━━━━━ Provided records ━━━━━

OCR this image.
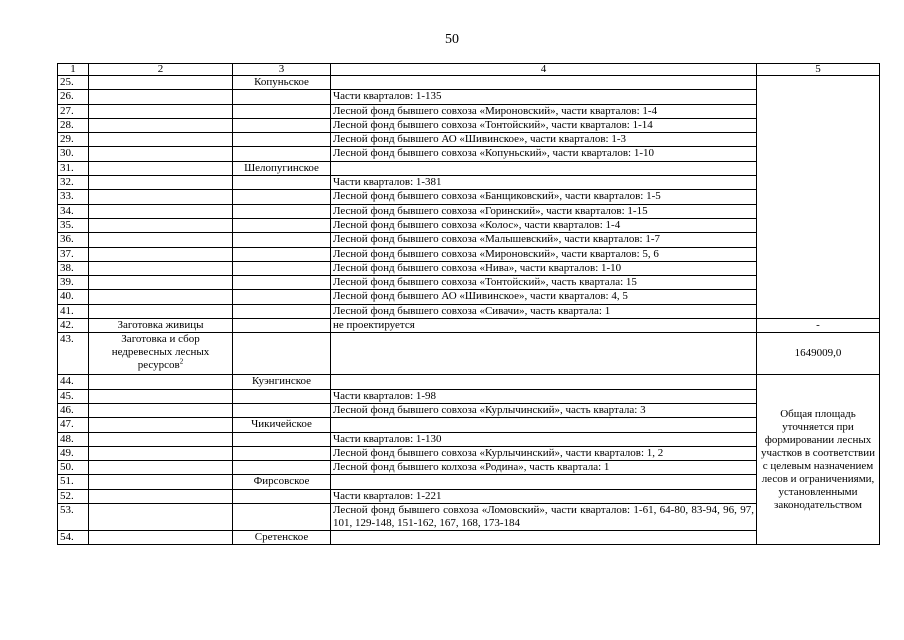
50
1	2	3	4	5
25.		Копуньское		
26.			Части кварталов: 1-135	
27.			Лесной фонд бывшего совхоза «Мироновский», части кварталов: 1-4	
28.			Лесной фонд бывшего совхоза «Тонтойский», части кварталов: 1-14	
29.			Лесной фонд бывшего АО «Шивинское», части кварталов: 1-3	
30.			Лесной фонд бывшего совхоза «Копуньский», части кварталов: 1-10	
31.		Шелопугинское		
32.			Части кварталов: 1-381	
33.			Лесной фонд бывшего совхоза «Банщиковский», части кварталов: 1-5	
34.			Лесной фонд бывшего совхоза «Горинский», части кварталов: 1-15	
35.			Лесной фонд бывшего совхоза «Колос», части кварталов: 1-4	
36.			Лесной фонд бывшего совхоза «Малышевский», части кварталов: 1-7	
37.			Лесной фонд бывшего совхоза «Мироновский», части кварталов: 5, 6	
38.			Лесной фонд бывшего совхоза «Нива», части кварталов: 1-10	
39.			Лесной фонд бывшего совхоза «Тонтойский», часть квартала: 15	
40.			Лесной фонд бывшего АО «Шивинское», части кварталов: 4, 5	
41.			Лесной фонд бывшего совхоза «Сивачи», часть квартала: 1	
42.	Заготовка живицы		не проектируется	-
43.	Заготовка и сбор недревесных лесных ресурсов$^2$			1649009,0
44.		Куэнгинское		Общая площадь уточняется при формировании лесных участков в соответствии с целевым назначением лесов и ограничениями, установленными законодательством
45.			Части кварталов: 1-98	
46.			Лесной фонд бывшего совхоза «Курлычинский», часть квартала: 3	
47.		Чикичейское		
48.			Части кварталов: 1-130	
49.			Лесной фонд бывшего совхоза «Курлычинский», части кварталов: 1, 2	
50.			Лесной фонд бывшего колхоза «Родина», часть квартала: 1	
51.		Фирсовское		
52.			Части кварталов: 1-221	
53.			Лесной фонд бывшего совхоза «Ломовский», части кварталов: 1-61, 64-80, 83-94, 96, 97, 101, 129-148, 151-162, 167, 168, 173-184	
54.		Сретенское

━━━━━

Directive: Collect the complete line wherever the string "часть" appears in the records.

Completed task:
39.			Лесной фонд бывшего совхоза «Тонтойский», часть квартала: 15	
41.			Лесной фонд бывшего совхоза «Сивачи», часть квартала: 1	
46.			Лесной фонд бывшего совхоза «Курлычинский», часть квартала: 3	
50.			Лесной фонд бывшего колхоза «Родина», часть квартала: 1	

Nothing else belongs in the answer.